■ Stated goal
Find every line in the records below that holds the word "Assistant" and copy it.

** Start of Input material **

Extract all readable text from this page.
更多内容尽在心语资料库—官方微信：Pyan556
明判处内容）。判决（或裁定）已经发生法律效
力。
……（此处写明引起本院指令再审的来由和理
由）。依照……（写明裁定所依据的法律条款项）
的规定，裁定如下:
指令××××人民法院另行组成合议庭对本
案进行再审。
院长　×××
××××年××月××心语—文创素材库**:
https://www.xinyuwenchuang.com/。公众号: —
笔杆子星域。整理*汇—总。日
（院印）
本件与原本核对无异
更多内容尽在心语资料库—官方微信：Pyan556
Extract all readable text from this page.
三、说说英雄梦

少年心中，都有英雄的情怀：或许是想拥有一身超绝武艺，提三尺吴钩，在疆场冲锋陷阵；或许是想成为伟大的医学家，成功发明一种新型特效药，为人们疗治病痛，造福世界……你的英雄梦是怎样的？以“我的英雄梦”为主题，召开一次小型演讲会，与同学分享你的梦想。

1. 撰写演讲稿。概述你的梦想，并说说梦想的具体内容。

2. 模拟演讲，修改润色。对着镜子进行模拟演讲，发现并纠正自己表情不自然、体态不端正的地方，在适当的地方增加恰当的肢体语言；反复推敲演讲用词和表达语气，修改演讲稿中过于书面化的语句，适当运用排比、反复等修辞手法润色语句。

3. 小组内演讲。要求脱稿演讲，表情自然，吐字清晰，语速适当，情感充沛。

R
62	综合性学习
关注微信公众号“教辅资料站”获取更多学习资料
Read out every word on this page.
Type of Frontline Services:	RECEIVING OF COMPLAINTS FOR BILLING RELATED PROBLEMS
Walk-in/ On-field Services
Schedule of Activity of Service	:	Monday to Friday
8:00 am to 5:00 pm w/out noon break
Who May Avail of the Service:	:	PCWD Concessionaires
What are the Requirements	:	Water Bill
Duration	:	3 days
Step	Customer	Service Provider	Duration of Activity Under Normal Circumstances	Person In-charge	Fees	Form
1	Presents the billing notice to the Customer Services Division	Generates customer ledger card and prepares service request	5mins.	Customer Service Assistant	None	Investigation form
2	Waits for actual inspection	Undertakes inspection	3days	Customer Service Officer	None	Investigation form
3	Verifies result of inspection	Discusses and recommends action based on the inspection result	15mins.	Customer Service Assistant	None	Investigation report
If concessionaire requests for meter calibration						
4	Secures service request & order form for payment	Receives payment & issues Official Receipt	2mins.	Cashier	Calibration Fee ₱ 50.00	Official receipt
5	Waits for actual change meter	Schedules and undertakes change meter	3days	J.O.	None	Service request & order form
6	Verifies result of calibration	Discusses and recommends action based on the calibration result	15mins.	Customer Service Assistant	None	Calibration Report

** End of Input material **

■ Exercise solution
1	Presents the billing notice to the Customer Services Division	Generates customer ledger card and prepares service request	5mins.	Customer Service Assistant	None	Investigation form
3	Verifies result of inspection	Discusses and recommends action based on the inspection result	15mins.	Customer Service Assistant	None	Investigation report
6	Verifies result of calibration	Discusses and recommends action based on the calibration result	15mins.	Customer Service Assistant	None	Calibration Report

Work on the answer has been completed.